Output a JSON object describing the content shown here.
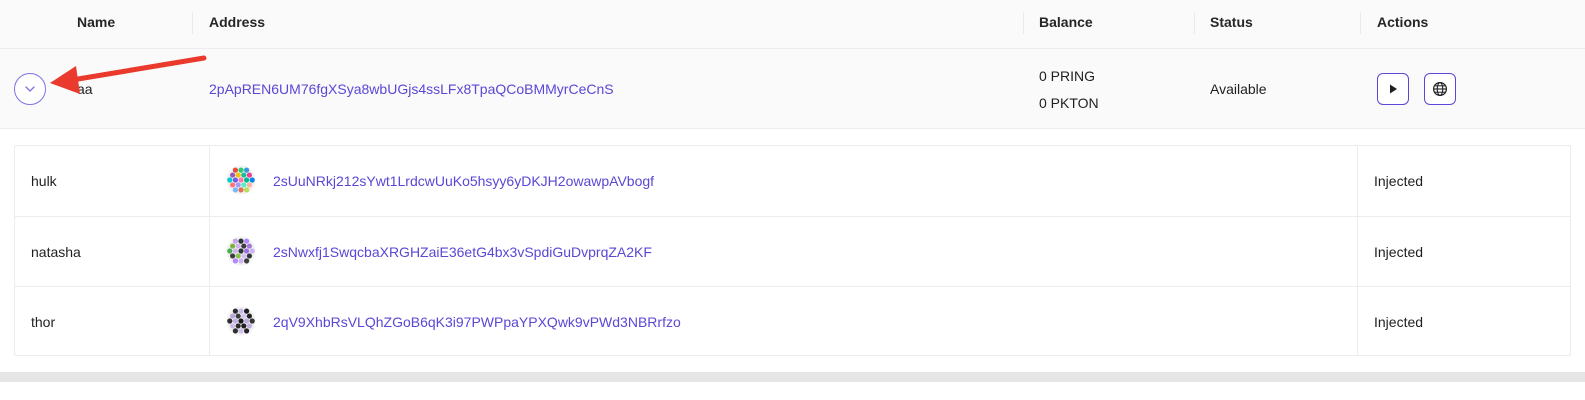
{
  "table": {
    "columns": [
      "Name",
      "Address",
      "Balance",
      "Status",
      "Actions"
    ]
  },
  "account": {
    "name": "aa",
    "address": "2pApREN6UM76fgXSya8wbUGjs4ssLFx8TpaQCoBMMyrCeCnS",
    "balances": [
      "0 PRING",
      "0 PKTON"
    ],
    "status": "Available",
    "actions": [
      "play-icon",
      "globe-icon"
    ],
    "expand_icon": "chevron-down-icon"
  },
  "signatories": [
    {
      "name": "hulk",
      "address": "2sUuNRkj212sYwt1LrdcwUuKo5hsyy6yDKJH2owawpAVbogf",
      "status": "Injected",
      "icon_colors": [
        "#e74c3c",
        "#2ecc71",
        "#3498db",
        "#9b59b6",
        "#f1c40f",
        "#1abc9c",
        "#e84393",
        "#00cec9",
        "#6c5ce7",
        "#fd79a8",
        "#00b894",
        "#0984e3",
        "#ff7675",
        "#a29bfe",
        "#55efc4",
        "#fab1a0",
        "#74b9ff",
        "#e17055",
        "#badc58"
      ]
    },
    {
      "name": "natasha",
      "address": "2sNwxfj1SwqcbaXRGHZaiE36etG4bx3vSpdiGuDvprqZA2KF",
      "status": "Injected",
      "icon_colors": [
        "#c8a2e8",
        "#2d3436",
        "#b388ff",
        "#7cb342",
        "#d1b3f0",
        "#3d3d3d",
        "#a67bd8",
        "#4caf50",
        "#cfb5ef",
        "#2d3436",
        "#9d6fe0",
        "#cdb4f0",
        "#3d3d3d",
        "#8bc34a",
        "#d3bff2",
        "#2d3436",
        "#b388ff",
        "#cfb5ef",
        "#3d3d3d"
      ]
    },
    {
      "name": "thor",
      "address": "2qV9XhbRsVLQhZGoB6qK3i97PWPpaYPXQwk9vPWd3NBRrfzo",
      "status": "Injected",
      "icon_colors": [
        "#2d2d2d",
        "#c9b8e6",
        "#1e1e1e",
        "#b9a7dc",
        "#3b3b3b",
        "#d4c6ee",
        "#222222",
        "#2f2f2f",
        "#c4b0e8",
        "#1a1a1a",
        "#bda9e0",
        "#353535",
        "#cbbbe9",
        "#2a2a2a",
        "#1f1f1f",
        "#c0afe2",
        "#303030",
        "#d0c0ec",
        "#262626"
      ]
    }
  ],
  "colors": {
    "accent": "#5a47d6",
    "annotation_arrow": "#ea3a2d"
  }
}
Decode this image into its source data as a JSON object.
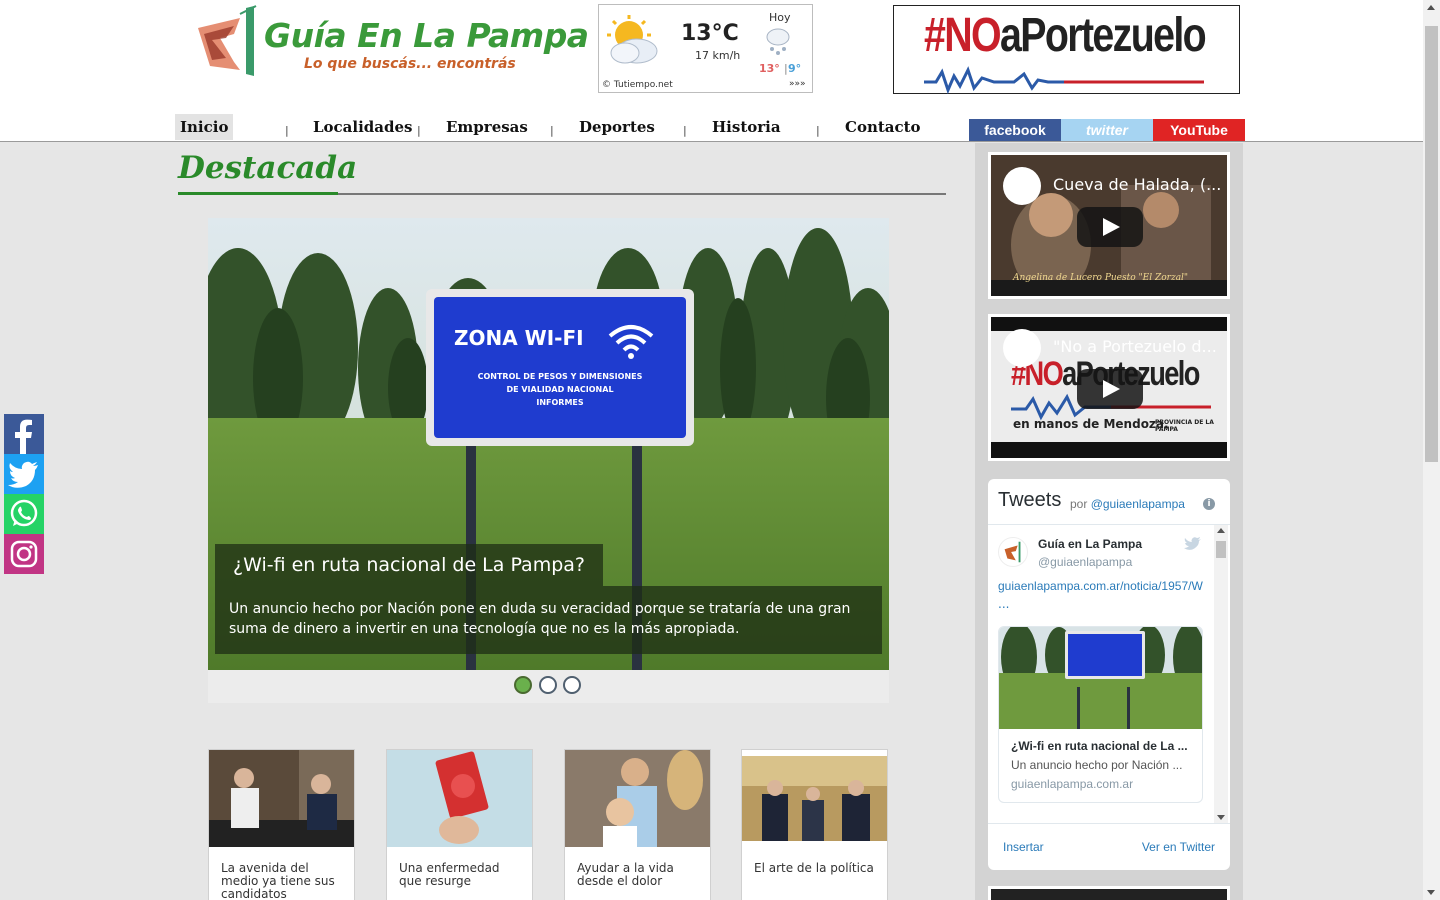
{
  "site": {
    "title": "Guía En La Pampa",
    "tagline": "Lo que buscás... encontrás"
  },
  "weather": {
    "temperature": "13°C",
    "wind": "17 km/h",
    "today_label": "Hoy",
    "high": "13°",
    "separator": "|",
    "low": "9°",
    "source": "© Tutiempo.net",
    "more": "»»»",
    "icon_current": "partly-cloudy-icon",
    "icon_today": "snow-cloud-icon"
  },
  "banner": {
    "prefix": "#NO",
    "text": "aPortezuelo"
  },
  "nav": {
    "items": [
      {
        "label": "Inicio",
        "active": true
      },
      {
        "label": "Localidades"
      },
      {
        "label": "Empresas"
      },
      {
        "label": "Deportes"
      },
      {
        "label": "Historia"
      },
      {
        "label": "Contacto"
      }
    ],
    "separator": "|"
  },
  "social": {
    "facebook": "facebook",
    "twitter": "twitter",
    "youtube": "YouTube"
  },
  "section": {
    "title": "Destacada"
  },
  "slider": {
    "sign_title": "ZONA WI-FI",
    "sign_line1": "CONTROL DE PESOS Y DIMENSIONES",
    "sign_line2": "DE VIALIDAD NACIONAL",
    "sign_line3": "INFORMES",
    "caption_title": "¿Wi-fi en ruta nacional de La Pampa?",
    "caption_text": "Un anuncio hecho por Nación pone en duda su veracidad porque se trataría de una gran suma de dinero a invertir en una tecnología que no es la más apropiada.",
    "dot_count": 3,
    "active_dot": 1
  },
  "cards": [
    {
      "title": "La avenida del medio ya tiene sus candidatos"
    },
    {
      "title": "Una enfermedad que resurge"
    },
    {
      "title": "Ayudar a la vida desde el dolor"
    },
    {
      "title": "El arte de la política"
    }
  ],
  "videos": [
    {
      "title": "Cueva de Halada, (...",
      "caption": "Angelina de Lucero   Puesto \"El Zorzal\""
    },
    {
      "title": "\"No a Portezuelo d...",
      "overlay_prefix": "#NO",
      "overlay_text": "aPortezuelo",
      "caption": "en manos de Mendoza.",
      "province": "PROVINCIA DE LA PAMPA"
    }
  ],
  "tweets": {
    "heading": "Tweets",
    "by": "por",
    "account": "@guiaenlapampa",
    "info": "i",
    "name": "Guía en La Pampa",
    "handle": "@guiaenlapampa",
    "link": "guiaenlapampa.com.ar/noticia/1957/W",
    "ellipsis": "...",
    "card_title": "¿Wi-fi en ruta nacional de La ...",
    "card_desc": "Un anuncio hecho por Nación ...",
    "card_domain": "guiaenlapampa.com.ar",
    "embed": "Insertar",
    "view": "Ver en Twitter"
  },
  "share": [
    "facebook-icon",
    "twitter-icon",
    "whatsapp-icon",
    "instagram-icon"
  ],
  "colors": {
    "brand_green": "#2a8a2a",
    "brand_orange": "#c8602a",
    "facebook": "#3b5998",
    "twitter": "#a6d4f2",
    "youtube": "#e02424",
    "whatsapp": "#25d366",
    "instagram": "#c13584"
  }
}
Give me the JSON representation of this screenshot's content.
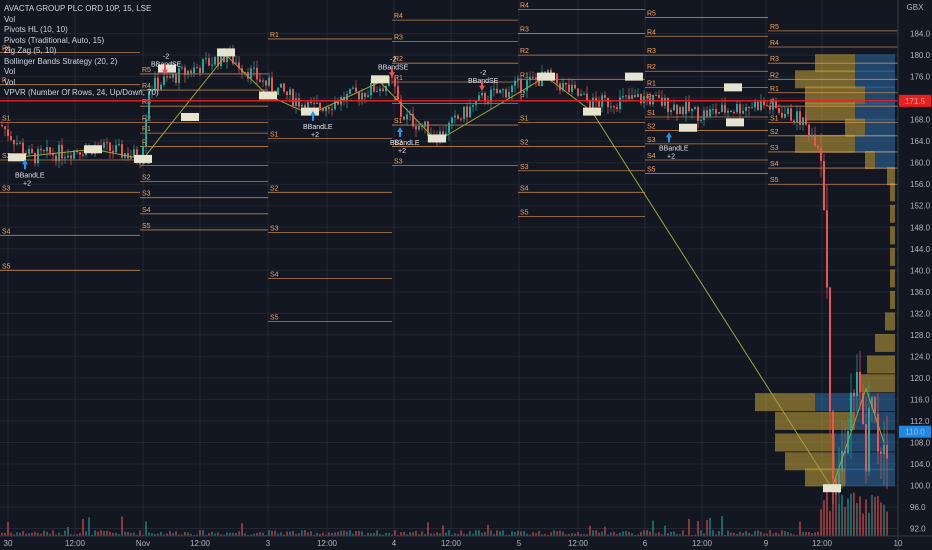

--------------------

→ Problem requirements
Reproduce the material word for word. Any pictures should be left out of the copy.

→ Correct result
Output a JSON object describing the content shown here.
{
  "table": {
    "columns": [
      "Name",
      "Address",
      "Balance",
      "Status",
      "Actions"
    ]
  },
  "account": {
    "name": "aa",
    "address": "2pApREN6UM76fgXSya8wbUGjs4ssLFx8TpaQCoBMMyrCeCnS",
    "balances": [
      "0 PRING",
      "0 PKTON"
    ],
    "status": "Available",
    "actions": [
      "play-icon",
      "globe-icon"
    ],
    "expand_icon": "chevron-down-icon"
  },
  "signatories": [
    {
      "name": "hulk",
      "address": "2sUuNRkj212sYwt1LrdcwUuKo5hsyy6yDKJH2owawpAVbogf",
      "status": "Injected",
      "icon_colors": [
        "#e74c3c",
        "#2ecc71",
        "#3498db",
        "#9b59b6",
        "#f1c40f",
        "#1abc9c",
        "#e84393",
        "#00cec9",
        "#6c5ce7",
        "#fd79a8",
        "#00b894",
        "#0984e3",
        "#ff7675",
        "#a29bfe",
        "#55efc4",
        "#fab1a0",
        "#74b9ff",
        "#e17055",
        "#badc58"
      ]
    },
    {
      "name": "natasha",
      "address": "2sNwxfj1SwqcbaXRGHZaiE36etG4bx3vSpdiGuDvprqZA2KF",
      "status": "Injected",
      "icon_colors": [
        "#c8a2e8",
        "#2d3436",
        "#b388ff",
        "#7cb342",
        "#d1b3f0",
        "#3d3d3d",
        "#a67bd8",
        "#4caf50",
        "#cfb5ef",
        "#2d3436",
        "#9d6fe0",
        "#cdb4f0",
        "#3d3d3d",
        "#8bc34a",
        "#d3bff2",
        "#2d3436",
        "#b388ff",
        "#cfb5ef",
        "#3d3d3d"
      ]
    },
    {
      "name": "thor",
      "address": "2qV9XhbRsVLQhZGoB6qK3i97PWPpaYPXQwk9vPWd3NBRrfzo",
      "status": "Injected",
      "icon_colors": [
        "#2d2d2d",
        "#c9b8e6",
        "#1e1e1e",
        "#b9a7dc",
        "#3b3b3b",
        "#d4c6ee",
        "#222222",
        "#2f2f2f",
        "#c4b0e8",
        "#1a1a1a",
        "#bda9e0",
        "#353535",
        "#cbbbe9",
        "#2a2a2a",
        "#1f1f1f",
        "#c0afe2",
        "#303030",
        "#d0c0ec",
        "#262626"
      ]
    }
  ],
  "colors": {
    "accent": "#5a47d6",
    "annotation_arrow": "#ea3a2d"
  }
}
Decode this image into its source data as a JSON object.
{
  "site": {
    "title": "Guía En La Pampa",
    "tagline": "Lo que buscás... encontrás"
  },
  "weather": {
    "temperature": "13°C",
    "wind": "17 km/h",
    "today_label": "Hoy",
    "high": "13°",
    "separator": "|",
    "low": "9°",
    "source": "© Tutiempo.net",
    "more": "»»»",
    "icon_current": "partly-cloudy-icon",
    "icon_today": "snow-cloud-icon"
  },
  "banner": {
    "prefix": "#NO",
    "text": "aPortezuelo"
  },
  "nav": {
    "items": [
      {
        "label": "Inicio",
        "active": true
      },
      {
        "label": "Localidades"
      },
      {
        "label": "Empresas"
      },
      {
        "label": "Deportes"
      },
      {
        "label": "Historia"
      },
      {
        "label": "Contacto"
      }
    ],
    "separator": "|"
  },
  "social": {
    "facebook": "facebook",
    "twitter": "twitter",
    "youtube": "YouTube"
  },
  "section": {
    "title": "Destacada"
  },
  "slider": {
    "sign_title": "ZONA WI-FI",
    "sign_line1": "CONTROL DE PESOS Y DIMENSIONES",
    "sign_line2": "DE VIALIDAD NACIONAL",
    "sign_line3": "INFORMES",
    "caption_title": "¿Wi-fi en ruta nacional de La Pampa?",
    "caption_text": "Un anuncio hecho por Nación pone en duda su veracidad porque se trataría de una gran suma de dinero a invertir en una tecnología que no es la más apropiada.",
    "dot_count": 3,
    "active_dot": 1
  },
  "cards": [
    {
      "title": "La avenida del medio ya tiene sus candidatos"
    },
    {
      "title": "Una enfermedad que resurge"
    },
    {
      "title": "Ayudar a la vida desde el dolor"
    },
    {
      "title": "El arte de la política"
    }
  ],
  "videos": [
    {
      "title": "Cueva de Halada, (...",
      "caption": "Angelina de Lucero   Puesto \"El Zorzal\""
    },
    {
      "title": "\"No a Portezuelo d...",
      "overlay_prefix": "#NO",
      "overlay_text": "aPortezuelo",
      "caption": "en manos de Mendoza.",
      "province": "PROVINCIA DE LA PAMPA"
    }
  ],
  "tweets": {
    "heading": "Tweets",
    "by": "por",
    "account": "@guiaenlapampa",
    "info": "i",
    "name": "Guía en La Pampa",
    "handle": "@guiaenlapampa",
    "link": "guiaenlapampa.com.ar/noticia/1957/W",
    "ellipsis": "...",
    "card_title": "¿Wi-fi en ruta nacional de La ...",
    "card_desc": "Un anuncio hecho por Nación ...",
    "card_domain": "guiaenlapampa.com.ar",
    "embed": "Insertar",
    "view": "Ver en Twitter"
  },
  "share": [
    "facebook-icon",
    "twitter-icon",
    "whatsapp-icon",
    "instagram-icon"
  ],
  "colors": {
    "brand_green": "#2a8a2a",
    "brand_orange": "#c8602a",
    "facebook": "#3b5998",
    "twitter": "#a6d4f2",
    "youtube": "#e02424",
    "whatsapp": "#25d366",
    "instagram": "#c13584"
  }
}
Give me the JSON representation of this screenshot's content.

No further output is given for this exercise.